### What to produce
Your task is to repeat the listing exactly.
───── Records supplied ─────
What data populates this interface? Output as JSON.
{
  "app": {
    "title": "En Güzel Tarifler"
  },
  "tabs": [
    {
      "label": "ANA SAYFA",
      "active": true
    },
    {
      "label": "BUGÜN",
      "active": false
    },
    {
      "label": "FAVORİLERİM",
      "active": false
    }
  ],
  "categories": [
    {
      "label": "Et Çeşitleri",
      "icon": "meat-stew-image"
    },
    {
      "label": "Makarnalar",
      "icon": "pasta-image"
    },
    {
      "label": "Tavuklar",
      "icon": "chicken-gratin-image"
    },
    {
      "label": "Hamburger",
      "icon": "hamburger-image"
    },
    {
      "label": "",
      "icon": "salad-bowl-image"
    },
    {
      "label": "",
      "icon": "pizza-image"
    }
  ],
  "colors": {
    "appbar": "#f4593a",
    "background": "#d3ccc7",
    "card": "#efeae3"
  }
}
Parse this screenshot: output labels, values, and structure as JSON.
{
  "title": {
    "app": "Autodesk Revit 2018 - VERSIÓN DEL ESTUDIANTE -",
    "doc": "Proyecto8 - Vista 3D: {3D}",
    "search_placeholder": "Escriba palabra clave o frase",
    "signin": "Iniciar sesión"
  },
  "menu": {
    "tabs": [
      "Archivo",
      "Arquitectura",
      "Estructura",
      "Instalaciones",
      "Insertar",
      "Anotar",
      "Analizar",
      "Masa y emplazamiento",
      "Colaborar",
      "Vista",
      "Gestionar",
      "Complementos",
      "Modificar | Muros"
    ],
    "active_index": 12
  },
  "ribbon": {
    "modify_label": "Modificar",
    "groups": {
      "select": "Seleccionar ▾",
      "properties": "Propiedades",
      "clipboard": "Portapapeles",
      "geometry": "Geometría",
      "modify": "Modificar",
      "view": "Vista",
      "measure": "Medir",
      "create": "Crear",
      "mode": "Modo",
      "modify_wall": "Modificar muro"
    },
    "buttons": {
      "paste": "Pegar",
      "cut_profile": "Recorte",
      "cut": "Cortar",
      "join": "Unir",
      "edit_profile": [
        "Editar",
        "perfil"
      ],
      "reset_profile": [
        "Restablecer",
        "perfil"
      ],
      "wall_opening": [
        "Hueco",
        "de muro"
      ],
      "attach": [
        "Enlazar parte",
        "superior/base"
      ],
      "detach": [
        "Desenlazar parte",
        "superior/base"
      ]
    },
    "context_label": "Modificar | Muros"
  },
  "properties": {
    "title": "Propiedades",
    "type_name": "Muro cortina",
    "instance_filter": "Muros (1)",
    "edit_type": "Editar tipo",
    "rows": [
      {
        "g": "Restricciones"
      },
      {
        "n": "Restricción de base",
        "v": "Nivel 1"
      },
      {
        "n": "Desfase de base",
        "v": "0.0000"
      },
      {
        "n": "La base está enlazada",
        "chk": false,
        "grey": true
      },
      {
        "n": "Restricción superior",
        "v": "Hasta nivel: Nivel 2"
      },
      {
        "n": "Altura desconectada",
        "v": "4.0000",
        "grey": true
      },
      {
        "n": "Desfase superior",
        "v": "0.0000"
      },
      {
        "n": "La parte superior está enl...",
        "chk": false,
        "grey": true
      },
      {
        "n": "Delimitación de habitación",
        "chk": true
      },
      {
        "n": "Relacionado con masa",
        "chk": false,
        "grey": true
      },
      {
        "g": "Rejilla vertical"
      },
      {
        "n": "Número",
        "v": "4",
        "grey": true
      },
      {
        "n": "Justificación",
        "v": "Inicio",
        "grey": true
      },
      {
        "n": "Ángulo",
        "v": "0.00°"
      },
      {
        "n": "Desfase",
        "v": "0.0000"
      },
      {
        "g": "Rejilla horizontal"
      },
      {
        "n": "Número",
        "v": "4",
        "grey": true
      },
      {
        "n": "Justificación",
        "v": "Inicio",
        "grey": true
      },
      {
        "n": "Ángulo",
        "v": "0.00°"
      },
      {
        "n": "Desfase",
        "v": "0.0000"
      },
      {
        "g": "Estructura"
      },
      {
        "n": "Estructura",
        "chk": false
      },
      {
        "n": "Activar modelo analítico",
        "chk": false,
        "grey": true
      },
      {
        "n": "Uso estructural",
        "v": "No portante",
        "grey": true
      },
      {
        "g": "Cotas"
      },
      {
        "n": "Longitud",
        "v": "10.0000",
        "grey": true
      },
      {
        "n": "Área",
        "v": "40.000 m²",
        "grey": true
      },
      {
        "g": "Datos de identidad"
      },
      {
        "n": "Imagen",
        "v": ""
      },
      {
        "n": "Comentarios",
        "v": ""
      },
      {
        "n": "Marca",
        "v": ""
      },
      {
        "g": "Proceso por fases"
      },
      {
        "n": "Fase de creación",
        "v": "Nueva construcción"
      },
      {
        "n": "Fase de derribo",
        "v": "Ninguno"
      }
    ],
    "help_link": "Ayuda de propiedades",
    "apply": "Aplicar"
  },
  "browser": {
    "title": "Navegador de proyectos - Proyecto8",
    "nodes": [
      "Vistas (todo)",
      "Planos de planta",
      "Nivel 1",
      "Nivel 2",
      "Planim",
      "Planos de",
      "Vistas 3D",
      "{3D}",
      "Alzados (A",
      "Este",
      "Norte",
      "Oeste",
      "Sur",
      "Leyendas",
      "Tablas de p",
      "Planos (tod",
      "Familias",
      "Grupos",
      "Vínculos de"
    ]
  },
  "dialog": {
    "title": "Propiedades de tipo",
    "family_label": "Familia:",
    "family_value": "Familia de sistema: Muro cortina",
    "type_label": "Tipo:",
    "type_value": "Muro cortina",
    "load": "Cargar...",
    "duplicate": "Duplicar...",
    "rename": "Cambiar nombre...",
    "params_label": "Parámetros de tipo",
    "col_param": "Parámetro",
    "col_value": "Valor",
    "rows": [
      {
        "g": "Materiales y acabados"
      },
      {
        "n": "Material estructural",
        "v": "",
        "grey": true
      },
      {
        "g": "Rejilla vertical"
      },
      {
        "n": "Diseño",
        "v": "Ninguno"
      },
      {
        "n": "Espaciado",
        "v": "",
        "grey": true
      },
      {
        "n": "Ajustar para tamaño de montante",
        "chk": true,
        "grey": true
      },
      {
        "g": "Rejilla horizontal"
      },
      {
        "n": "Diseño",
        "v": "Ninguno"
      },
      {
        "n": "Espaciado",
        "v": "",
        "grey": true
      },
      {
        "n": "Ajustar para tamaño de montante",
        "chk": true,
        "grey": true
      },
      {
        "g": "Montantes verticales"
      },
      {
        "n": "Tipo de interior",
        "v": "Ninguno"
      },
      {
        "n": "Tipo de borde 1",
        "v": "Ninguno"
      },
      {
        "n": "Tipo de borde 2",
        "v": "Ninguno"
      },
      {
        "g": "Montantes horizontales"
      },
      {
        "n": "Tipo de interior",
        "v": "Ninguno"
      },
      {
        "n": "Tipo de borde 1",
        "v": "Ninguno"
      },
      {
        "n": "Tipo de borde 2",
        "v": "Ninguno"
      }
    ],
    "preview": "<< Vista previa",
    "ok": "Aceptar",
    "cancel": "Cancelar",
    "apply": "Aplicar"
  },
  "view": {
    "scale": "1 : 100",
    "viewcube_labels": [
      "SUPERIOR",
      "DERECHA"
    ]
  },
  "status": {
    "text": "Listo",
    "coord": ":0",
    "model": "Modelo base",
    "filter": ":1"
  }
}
─────
### Finished answer
What data populates this interface? Output as JSON.
{
  "app": {
    "title": "En Güzel Tarifler"
  },
  "tabs": [
    {
      "label": "ANA SAYFA",
      "active": true
    },
    {
      "label": "BUGÜN",
      "active": false
    },
    {
      "label": "FAVORİLERİM",
      "active": false
    }
  ],
  "categories": [
    {
      "label": "Et Çeşitleri",
      "icon": "meat-stew-image"
    },
    {
      "label": "Makarnalar",
      "icon": "pasta-image"
    },
    {
      "label": "Tavuklar",
      "icon": "chicken-gratin-image"
    },
    {
      "label": "Hamburger",
      "icon": "hamburger-image"
    },
    {
      "label": "",
      "icon": "salad-bowl-image"
    },
    {
      "label": "",
      "icon": "pizza-image"
    }
  ],
  "colors": {
    "appbar": "#f4593a",
    "background": "#d3ccc7",
    "card": "#efeae3"
  }
}
Parse this screenshot: output labels, values, and structure as JSON.
{
  "title": {
    "app": "Autodesk Revit 2018 - VERSIÓN DEL ESTUDIANTE -",
    "doc": "Proyecto8 - Vista 3D: {3D}",
    "search_placeholder": "Escriba palabra clave o frase",
    "signin": "Iniciar sesión"
  },
  "menu": {
    "tabs": [
      "Archivo",
      "Arquitectura",
      "Estructura",
      "Instalaciones",
      "Insertar",
      "Anotar",
      "Analizar",
      "Masa y emplazamiento",
      "Colaborar",
      "Vista",
      "Gestionar",
      "Complementos",
      "Modificar | Muros"
    ],
    "active_index": 12
  },
  "ribbon": {
    "modify_label": "Modificar",
    "groups": {
      "select": "Seleccionar ▾",
      "properties": "Propiedades",
      "clipboard": "Portapapeles",
      "geometry": "Geometría",
      "modify": "Modificar",
      "view": "Vista",
      "measure": "Medir",
      "create": "Crear",
      "mode": "Modo",
      "modify_wall": "Modificar muro"
    },
    "buttons": {
      "paste": "Pegar",
      "cut_profile": "Recorte",
      "cut": "Cortar",
      "join": "Unir",
      "edit_profile": [
        "Editar",
        "perfil"
      ],
      "reset_profile": [
        "Restablecer",
        "perfil"
      ],
      "wall_opening": [
        "Hueco",
        "de muro"
      ],
      "attach": [
        "Enlazar parte",
        "superior/base"
      ],
      "detach": [
        "Desenlazar parte",
        "superior/base"
      ]
    },
    "context_label": "Modificar | Muros"
  },
  "properties": {
    "title": "Propiedades",
    "type_name": "Muro cortina",
    "instance_filter": "Muros (1)",
    "edit_type": "Editar tipo",
    "rows": [
      {
        "g": "Restricciones"
      },
      {
        "n": "Restricción de base",
        "v": "Nivel 1"
      },
      {
        "n": "Desfase de base",
        "v": "0.0000"
      },
      {
        "n": "La base está enlazada",
        "chk": false,
        "grey": true
      },
      {
        "n": "Restricción superior",
        "v": "Hasta nivel: Nivel 2"
      },
      {
        "n": "Altura desconectada",
        "v": "4.0000",
        "grey": true
      },
      {
        "n": "Desfase superior",
        "v": "0.0000"
      },
      {
        "n": "La parte superior está enl...",
        "chk": false,
        "grey": true
      },
      {
        "n": "Delimitación de habitación",
        "chk": true
      },
      {
        "n": "Relacionado con masa",
        "chk": false,
        "grey": true
      },
      {
        "g": "Rejilla vertical"
      },
      {
        "n": "Número",
        "v": "4",
        "grey": true
      },
      {
        "n": "Justificación",
        "v": "Inicio",
        "grey": true
      },
      {
        "n": "Ángulo",
        "v": "0.00°"
      },
      {
        "n": "Desfase",
        "v": "0.0000"
      },
      {
        "g": "Rejilla horizontal"
      },
      {
        "n": "Número",
        "v": "4",
        "grey": true
      },
      {
        "n": "Justificación",
        "v": "Inicio",
        "grey": true
      },
      {
        "n": "Ángulo",
        "v": "0.00°"
      },
      {
        "n": "Desfase",
        "v": "0.0000"
      },
      {
        "g": "Estructura"
      },
      {
        "n": "Estructura",
        "chk": false
      },
      {
        "n": "Activar modelo analítico",
        "chk": false,
        "grey": true
      },
      {
        "n": "Uso estructural",
        "v": "No portante",
        "grey": true
      },
      {
        "g": "Cotas"
      },
      {
        "n": "Longitud",
        "v": "10.0000",
        "grey": true
      },
      {
        "n": "Área",
        "v": "40.000 m²",
        "grey": true
      },
      {
        "g": "Datos de identidad"
      },
      {
        "n": "Imagen",
        "v": ""
      },
      {
        "n": "Comentarios",
        "v": ""
      },
      {
        "n": "Marca",
        "v": ""
      },
      {
        "g": "Proceso por fases"
      },
      {
        "n": "Fase de creación",
        "v": "Nueva construcción"
      },
      {
        "n": "Fase de derribo",
        "v": "Ninguno"
      }
    ],
    "help_link": "Ayuda de propiedades",
    "apply": "Aplicar"
  },
  "browser": {
    "title": "Navegador de proyectos - Proyecto8",
    "nodes": [
      "Vistas (todo)",
      "Planos de planta",
      "Nivel 1",
      "Nivel 2",
      "Planim",
      "Planos de",
      "Vistas 3D",
      "{3D}",
      "Alzados (A",
      "Este",
      "Norte",
      "Oeste",
      "Sur",
      "Leyendas",
      "Tablas de p",
      "Planos (tod",
      "Familias",
      "Grupos",
      "Vínculos de"
    ]
  },
  "dialog": {
    "title": "Propiedades de tipo",
    "family_label": "Familia:",
    "family_value": "Familia de sistema: Muro cortina",
    "type_label": "Tipo:",
    "type_value": "Muro cortina",
    "load": "Cargar...",
    "duplicate": "Duplicar...",
    "rename": "Cambiar nombre...",
    "params_label": "Parámetros de tipo",
    "col_param": "Parámetro",
    "col_value": "Valor",
    "rows": [
      {
        "g": "Materiales y acabados"
      },
      {
        "n": "Material estructural",
        "v": "",
        "grey": true
      },
      {
        "g": "Rejilla vertical"
      },
      {
        "n": "Diseño",
        "v": "Ninguno"
      },
      {
        "n": "Espaciado",
        "v": "",
        "grey": true
      },
      {
        "n": "Ajustar para tamaño de montante",
        "chk": true,
        "grey": true
      },
      {
        "g": "Rejilla horizontal"
      },
      {
        "n": "Diseño",
        "v": "Ninguno"
      },
      {
        "n": "Espaciado",
        "v": "",
        "grey": true
      },
      {
        "n": "Ajustar para tamaño de montante",
        "chk": true,
        "grey": true
      },
      {
        "g": "Montantes verticales"
      },
      {
        "n": "Tipo de interior",
        "v": "Ninguno"
      },
      {
        "n": "Tipo de borde 1",
        "v": "Ninguno"
      },
      {
        "n": "Tipo de borde 2",
        "v": "Ninguno"
      },
      {
        "g": "Montantes horizontales"
      },
      {
        "n": "Tipo de interior",
        "v": "Ninguno"
      },
      {
        "n": "Tipo de borde 1",
        "v": "Ninguno"
      },
      {
        "n": "Tipo de borde 2",
        "v": "Ninguno"
      }
    ],
    "preview": "<< Vista previa",
    "ok": "Aceptar",
    "cancel": "Cancelar",
    "apply": "Aplicar"
  },
  "view": {
    "scale": "1 : 100",
    "viewcube_labels": [
      "SUPERIOR",
      "DERECHA"
    ]
  },
  "status": {
    "text": "Listo",
    "coord": ":0",
    "model": "Modelo base",
    "filter": ":1"
  }
}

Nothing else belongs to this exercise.